--- What is required ---
List, from the lines below, each one with "ᠳᠡᠭᠡᠷᠡ" in it.

Extracted data entries:
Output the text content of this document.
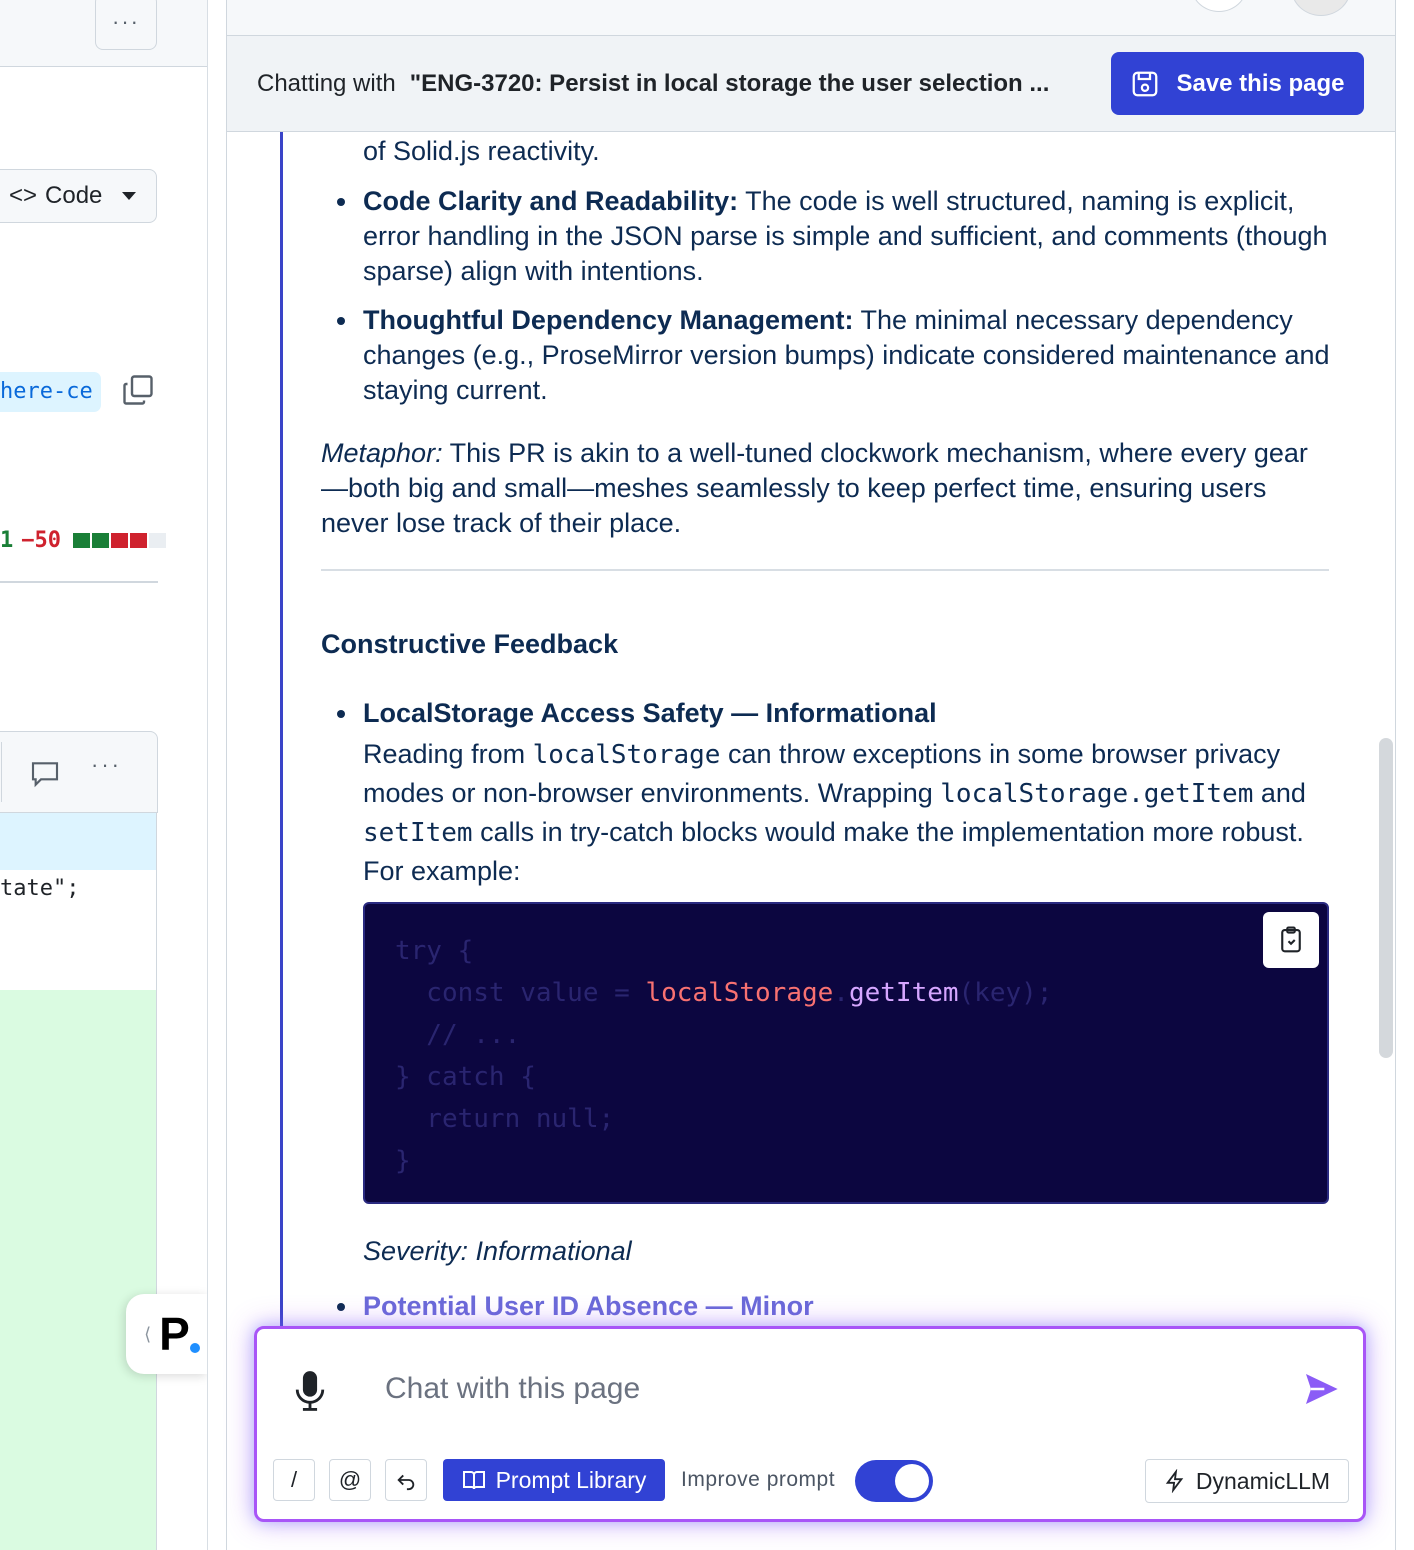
···
<> Code
here-ce
1 −50
···
tate";
⟨ P
Chatting with "ENG-3720: Persist in local storage the user selection ...	Save this page
of Solid.js reactivity.
Code Clarity and Readability: The code is well structured, naming is explicit, error handling in the JSON parse is simple and sufficient, and comments (though sparse) align with intentions.
Thoughtful Dependency Management: The minimal necessary dependency changes (e.g., ProseMirror version bumps) indicate considered maintenance and staying current.

Metaphor: This PR is akin to a well-tuned clockwork mechanism, where every gear—both big and small—meshes seamlessly to keep perfect time, ensuring users never lose track of their place.

Constructive Feedback
LocalStorage Access Safety — Informational
Reading from localStorage can throw exceptions in some browser privacy modes or non-browser environments. Wrapping localStorage.getItem and setItem calls in try-catch blocks would make the implementation more robust. For example:
try {
const value = localStorage.getItem(key);
// ...
} catch {
return null;
}

Severity: Informational

Potential User ID Absence — Minor
Chat with this page
/	@	Prompt Library Improve prompt	DynamicLLM
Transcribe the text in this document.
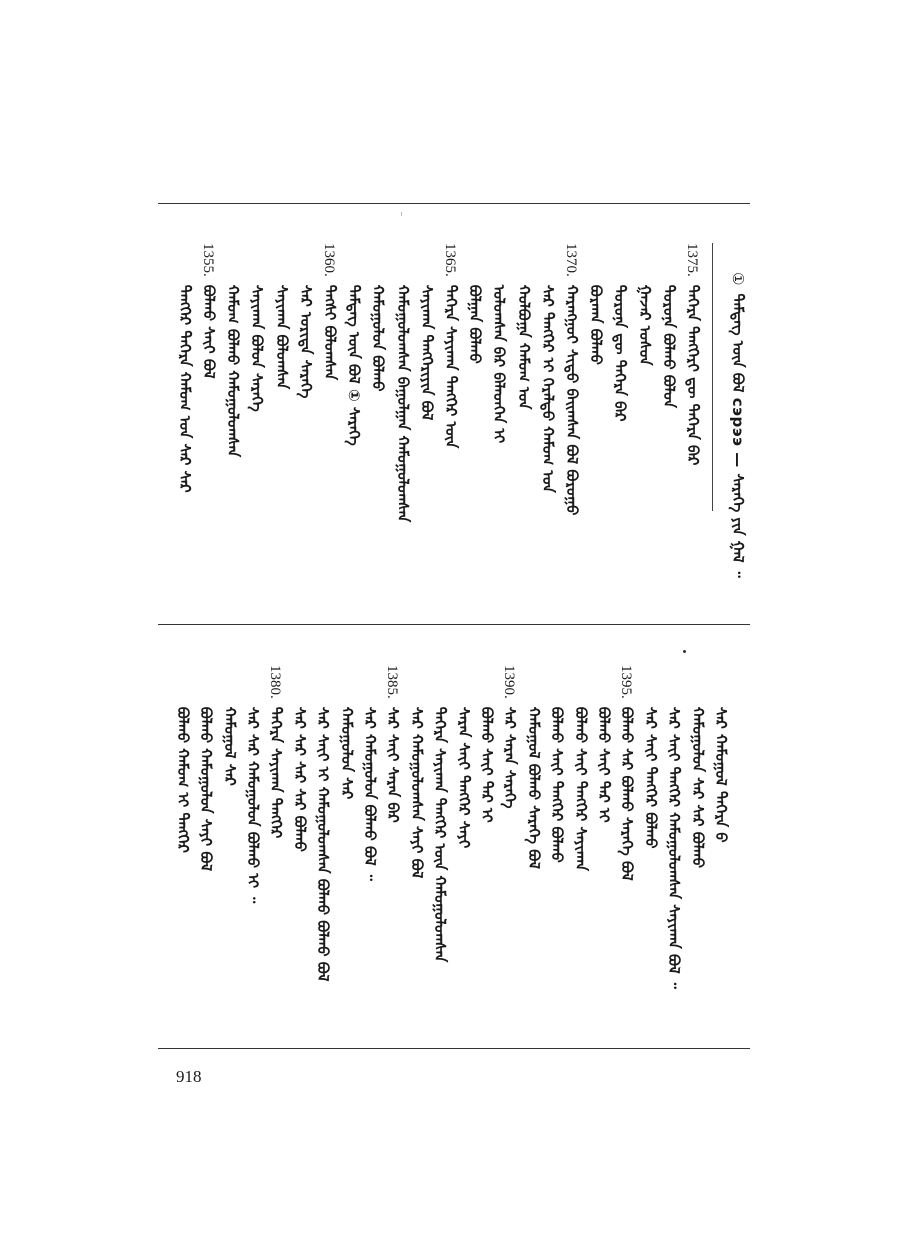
①ᠲᠡᠮᠳᠡᠭ ᠦᠨ ᠪᠣᠯ сэрээ — ᠰᠡᠷᠡᠭᠡ ᠶᠢᠨ ᠭᠠᠯ ᠃
1375.ᠳᠡᠭᠡᠷᠡ ᠲᠡᠩᠭᠡᠷᠢ ᠳᠦ ᠳᠡᠭᠡᠷᠡ ᠪᠡᠷ
ᠳᠣᠷᠤᠨᠠ ᠪᠣᠯᠬᠤ ᠪᠣᠯᠤᠨ
ᠭᠠᠵᠠᠷ ᠤᠰᠤᠨ
ᠳᠣᠷᠤᠨᠠ ᠳᠦ ᠳᠡᠭᠡᠷᠡ ᠪᠡᠷ
ᠪᠣᠷᠬᠠᠨ ᠪᠣᠯᠬᠤ
1370.ᠬᠠᠷᠠᠩᠭᠤᠢ ᠰᠢᠳᠤ ᠪᠠᠢᠭᠰᠠᠨ ᠪᠣᠯ ᠪᠣᠷᠤᠭᠤ
ᠰᠠᠷ ᠲᠡᠩᠭᠡᠷ ᠢ ᠭᠡᠷᠡᠯᠲᠦ ᠬᠠᠮᠤᠭ ᠤᠨ
ᠬᠣᠯᠪᠣᠭᠠ ᠬᠠᠮᠤᠭ ᠤᠨ
ᠤᠯᠤᠭᠰᠠᠨ ᠪᠡᠷ ᠪᠡᠯᠡᠳᠬᠡᠨ ᠢ
ᠪᠣᠯᠭᠠᠨ ᠪᠣᠯᠬᠤ
1365.ᠳᠡᠭᠡᠷᠡ ᠰᠠᠶᠢᠬᠠᠨ ᠲᠡᠩᠭᠡᠷ ᠦᠨ
ᠰᠠᠶᠢᠬᠠᠨ ᠲᠡᠩᠭᠡᠷᠢᠶᠢᠨ ᠪᠣᠯ
ᠬᠠᠮᠤᠭᠤᠯᠤᠭᠰᠠᠨ ᠪᠠᠭᠤᠯᠭᠠᠨ ᠬᠠᠮᠤᠭᠤᠯᠤᠭᠰᠠᠨ
ᠬᠠᠮᠤᠭᠤᠯᠤᠨ ᠪᠣᠯᠬᠤ
ᠲᠡᠮᠳᠡᠭ ᠦᠨ ᠪᠣᠯ ① ᠰᠡᠷᠡᠭᠡ
1360.ᠲᠡᠭᠰᠢ ᠪᠣᠯᠤᠭᠰᠠᠨ
ᠰᠠᠷ ᠤᠷᠢᠳᠠ ᠰᠡᠷᠡᠭᠡ
ᠰᠠᠶᠢᠬᠠᠨ ᠪᠣᠯᠤᠭᠰᠠᠨ
ᠰᠠᠶᠢᠬᠠᠨ ᠪᠣᠯᠤᠨ ᠰᠡᠷᠡᠭᠡ
ᠬᠠᠮᠤᠭ ᠪᠣᠯᠬᠤ ᠬᠠᠮᠤᠭᠤᠯᠤᠭᠰᠠᠨ
1355.ᠪᠣᠯᠬᠤ ᠰᠠᠶ᠋ᠢ ᠪᠣᠯ
ᠲᠡᠩᠭᠡᠷ ᠳᠡᠭᠡᠷᠡ ᠬᠠᠮᠤᠭ ᠤᠨ ᠰᠠᠷ ᠰᠠᠷ
ᠰᠠᠷ ᠬᠠᠮᠤᠭᠤᠯ ᠳᠡᠭᠡᠷᠡ ᠪ
ᠬᠠᠮᠤᠭᠤᠯᠤᠨ ᠰᠠᠷ ᠰᠠᠷ ᠪᠣᠯᠬᠤ
ᠰᠠᠷ ᠰᠠᠶ᠋ᠢ ᠲᠡᠩᠭᠡᠷ ᠬᠠᠮᠤᠭᠤᠯᠤᠭᠰᠠᠨ ᠰᠠᠶᠢᠬᠠᠨ ᠪᠣᠯ ᠃
ᠰᠠᠷ ᠰᠠᠶ᠋ᠢ ᠲᠡᠩᠭᠡᠷ ᠪᠣᠯᠬᠤ
1395.ᠪᠣᠯᠬᠤ ᠰᠠᠷ ᠪᠣᠯᠬᠤ ᠰᠡᠷᠡᠭᠡ ᠪᠣᠯ
ᠪᠣᠯᠬᠤ ᠰᠠᠶ᠋ᠢ ᠲᠡᠷ ᠢ
ᠪᠣᠯᠬᠤ ᠰᠠᠶ᠋ᠢ ᠲᠡᠩᠭᠡᠷ ᠰᠠᠶᠢᠬᠠᠨ
ᠪᠣᠯᠬᠤ ᠰᠠᠶ᠋ᠢ ᠲᠡᠩᠭᠡᠷ ᠪᠣᠯᠬᠤ
ᠬᠠᠮᠤᠭᠤᠯ ᠪᠣᠯᠬᠤ ᠰᠡᠷᠡᠭᠡ ᠪᠣᠯ
1390.ᠰᠠᠷ ᠰᠠᠷᠠᠨ ᠰᠡᠷᠡᠭᠡ
ᠪᠣᠯᠬᠤ ᠰᠠᠶ᠋ᠢ ᠲᠡᠷ ᠢ
ᠰᠠᠷᠠᠨ ᠰᠠᠶ᠋ᠢ ᠲᠡᠩᠭᠡᠷ ᠰᠠᠶᠢ
ᠳᠡᠭᠡᠷᠡ ᠰᠠᠶᠢᠬᠠᠨ ᠲᠡᠩᠭᠡᠷ ᠦᠨ ᠬᠠᠮᠤᠭᠤᠯᠤᠭᠰᠠᠨ
ᠰᠠᠷ ᠬᠠᠮᠤᠭᠤᠯᠤᠭᠰᠠᠨ ᠰᠠᠶᠢ ᠪᠣᠯ
1385.ᠰᠠᠷ ᠰᠠᠶ᠋ᠢ ᠰᠠᠷᠠᠨ ᠪᠡᠷ
ᠰᠠᠷ ᠬᠠᠮᠤᠭᠤᠯᠤᠨ ᠪᠣᠯᠬᠤ ᠪᠣᠯ ᠃
ᠬᠠᠮᠤᠭᠤᠯᠤᠨ ᠰᠠᠷ
ᠰᠠᠷ ᠰᠠᠶ᠋ᠢ ᠢ ᠬᠠᠮᠤᠭᠤᠯᠤᠭᠰᠠᠨ ᠪᠣᠯᠬᠤ ᠪᠣᠯᠬᠤ ᠪᠣᠯ
ᠰᠠᠷ ᠰᠠᠷ ᠰᠠᠷ ᠰᠠᠷ ᠪᠣᠯᠬᠤ
1380.ᠳᠡᠭᠡᠷᠡ ᠰᠠᠶᠢᠬᠠᠨ ᠲᠡᠩᠭᠡᠷ
ᠰᠠᠷ ᠰᠠᠷ ᠬᠠᠮᠤᠭᠤᠯᠤᠨ ᠪᠣᠯᠬᠤ ᠢ ᠃
ᠬᠠᠮᠤᠭᠤᠯ ᠰᠠᠷ
ᠪᠣᠯᠬᠤ ᠬᠠᠮᠤᠭᠤᠯᠤᠨ ᠰᠠᠶᠢ ᠪᠣᠯ
ᠪᠣᠯᠬᠤ ᠬᠠᠮᠤᠭ ᠢ ᠲᠡᠩᠭᠡᠷ
918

--- The solution ---
1375.ᠳᠡᠭᠡᠷᠡ ᠲᠡᠩᠭᠡᠷᠢ ᠳᠦ ᠳᠡᠭᠡᠷᠡ ᠪᠡᠷ
ᠳᠣᠷᠤᠨᠠ ᠳᠦ ᠳᠡᠭᠡᠷᠡ ᠪᠡᠷ
1365.ᠳᠡᠭᠡᠷᠡ ᠰᠠᠶᠢᠬᠠᠨ ᠲᠡᠩᠭᠡᠷ ᠦᠨ
ᠲᠡᠩᠭᠡᠷ ᠳᠡᠭᠡᠷᠡ ᠬᠠᠮᠤᠭ ᠤᠨ ᠰᠠᠷ ᠰᠠᠷ
ᠰᠠᠷ ᠬᠠᠮᠤᠭᠤᠯ ᠳᠡᠭᠡᠷᠡ ᠪ
ᠳᠡᠭᠡᠷᠡ ᠰᠠᠶᠢᠬᠠᠨ ᠲᠡᠩᠭᠡᠷ ᠦᠨ ᠬᠠᠮᠤᠭᠤᠯᠤᠭᠰᠠᠨ
1380.ᠳᠡᠭᠡᠷᠡ ᠰᠠᠶᠢᠬᠠᠨ ᠲᠡᠩᠭᠡᠷ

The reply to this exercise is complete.